GIVEN EXERCISE
Find the string "background" in the listing and report every line that has it.
====== GIVEN INFORMATION ======
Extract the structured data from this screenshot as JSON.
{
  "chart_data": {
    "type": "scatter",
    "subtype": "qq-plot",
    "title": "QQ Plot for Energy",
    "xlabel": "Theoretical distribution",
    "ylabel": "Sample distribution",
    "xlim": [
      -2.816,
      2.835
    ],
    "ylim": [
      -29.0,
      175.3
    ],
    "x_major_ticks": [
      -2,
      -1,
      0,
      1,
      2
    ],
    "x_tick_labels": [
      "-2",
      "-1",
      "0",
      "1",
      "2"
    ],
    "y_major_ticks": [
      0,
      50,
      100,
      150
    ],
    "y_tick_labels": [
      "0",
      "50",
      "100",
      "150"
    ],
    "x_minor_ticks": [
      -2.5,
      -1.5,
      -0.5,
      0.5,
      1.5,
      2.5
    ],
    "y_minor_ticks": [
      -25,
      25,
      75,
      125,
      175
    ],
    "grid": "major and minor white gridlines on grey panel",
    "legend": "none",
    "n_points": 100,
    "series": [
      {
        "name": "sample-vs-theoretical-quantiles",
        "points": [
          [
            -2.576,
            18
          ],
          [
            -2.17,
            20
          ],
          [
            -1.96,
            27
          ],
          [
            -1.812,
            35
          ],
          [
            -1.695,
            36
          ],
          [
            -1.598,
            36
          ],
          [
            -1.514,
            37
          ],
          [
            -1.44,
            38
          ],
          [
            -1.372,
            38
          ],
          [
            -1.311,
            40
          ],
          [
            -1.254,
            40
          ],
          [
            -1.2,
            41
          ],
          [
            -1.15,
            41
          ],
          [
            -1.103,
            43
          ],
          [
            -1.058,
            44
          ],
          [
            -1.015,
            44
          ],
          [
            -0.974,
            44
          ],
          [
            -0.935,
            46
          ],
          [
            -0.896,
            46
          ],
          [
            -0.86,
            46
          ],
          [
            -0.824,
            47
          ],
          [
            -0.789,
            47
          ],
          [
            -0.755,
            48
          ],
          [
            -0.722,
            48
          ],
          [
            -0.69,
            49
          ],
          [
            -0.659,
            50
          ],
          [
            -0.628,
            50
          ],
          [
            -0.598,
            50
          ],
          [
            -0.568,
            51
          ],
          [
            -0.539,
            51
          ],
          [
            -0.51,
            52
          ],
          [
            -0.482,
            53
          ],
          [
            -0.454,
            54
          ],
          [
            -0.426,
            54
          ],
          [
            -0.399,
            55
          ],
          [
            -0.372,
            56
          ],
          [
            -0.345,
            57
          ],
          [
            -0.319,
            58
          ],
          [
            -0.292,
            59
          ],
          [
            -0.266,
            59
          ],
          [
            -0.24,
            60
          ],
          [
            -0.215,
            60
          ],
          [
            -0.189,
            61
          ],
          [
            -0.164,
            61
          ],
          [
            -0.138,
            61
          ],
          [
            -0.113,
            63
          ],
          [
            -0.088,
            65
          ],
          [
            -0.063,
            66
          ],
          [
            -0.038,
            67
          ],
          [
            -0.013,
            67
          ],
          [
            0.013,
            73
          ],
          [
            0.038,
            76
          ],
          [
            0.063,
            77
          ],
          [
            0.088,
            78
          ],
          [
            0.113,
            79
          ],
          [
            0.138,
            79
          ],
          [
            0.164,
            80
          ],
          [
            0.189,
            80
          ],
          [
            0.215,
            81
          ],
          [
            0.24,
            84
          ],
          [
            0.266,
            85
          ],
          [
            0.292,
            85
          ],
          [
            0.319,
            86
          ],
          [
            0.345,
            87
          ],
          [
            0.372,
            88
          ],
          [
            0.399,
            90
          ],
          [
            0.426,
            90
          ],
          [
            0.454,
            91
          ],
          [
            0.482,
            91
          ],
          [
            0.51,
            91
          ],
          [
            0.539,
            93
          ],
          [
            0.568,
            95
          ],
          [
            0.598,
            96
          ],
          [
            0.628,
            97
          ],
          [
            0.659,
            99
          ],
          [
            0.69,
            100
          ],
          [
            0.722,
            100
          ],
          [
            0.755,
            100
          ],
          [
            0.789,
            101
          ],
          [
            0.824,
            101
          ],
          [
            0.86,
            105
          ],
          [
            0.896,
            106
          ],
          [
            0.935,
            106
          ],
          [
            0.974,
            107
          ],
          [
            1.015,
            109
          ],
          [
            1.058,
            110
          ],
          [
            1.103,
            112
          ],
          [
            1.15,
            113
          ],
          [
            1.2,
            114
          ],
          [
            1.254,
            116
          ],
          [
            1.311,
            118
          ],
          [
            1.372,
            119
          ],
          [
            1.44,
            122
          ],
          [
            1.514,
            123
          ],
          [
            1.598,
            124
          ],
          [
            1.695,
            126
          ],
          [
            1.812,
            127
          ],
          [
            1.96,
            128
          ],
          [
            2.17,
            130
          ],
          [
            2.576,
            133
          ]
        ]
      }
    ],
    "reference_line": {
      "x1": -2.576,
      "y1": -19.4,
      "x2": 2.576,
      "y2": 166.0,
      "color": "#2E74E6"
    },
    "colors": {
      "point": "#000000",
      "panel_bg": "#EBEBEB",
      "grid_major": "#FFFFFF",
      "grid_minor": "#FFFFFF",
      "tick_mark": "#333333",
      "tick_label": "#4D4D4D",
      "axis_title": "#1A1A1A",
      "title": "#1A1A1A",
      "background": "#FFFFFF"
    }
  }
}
======
====== GIVEN INFORMATION ======
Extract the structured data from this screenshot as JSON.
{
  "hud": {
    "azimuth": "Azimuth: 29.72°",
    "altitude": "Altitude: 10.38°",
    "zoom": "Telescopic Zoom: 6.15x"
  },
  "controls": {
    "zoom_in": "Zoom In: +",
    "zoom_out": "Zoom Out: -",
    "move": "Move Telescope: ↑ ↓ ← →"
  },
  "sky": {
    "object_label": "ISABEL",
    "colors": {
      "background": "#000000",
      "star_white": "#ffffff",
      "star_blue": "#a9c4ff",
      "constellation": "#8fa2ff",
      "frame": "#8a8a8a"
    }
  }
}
======
ANSWER BELOW
      "background": "#FFFFFF"
      "background": "#000000",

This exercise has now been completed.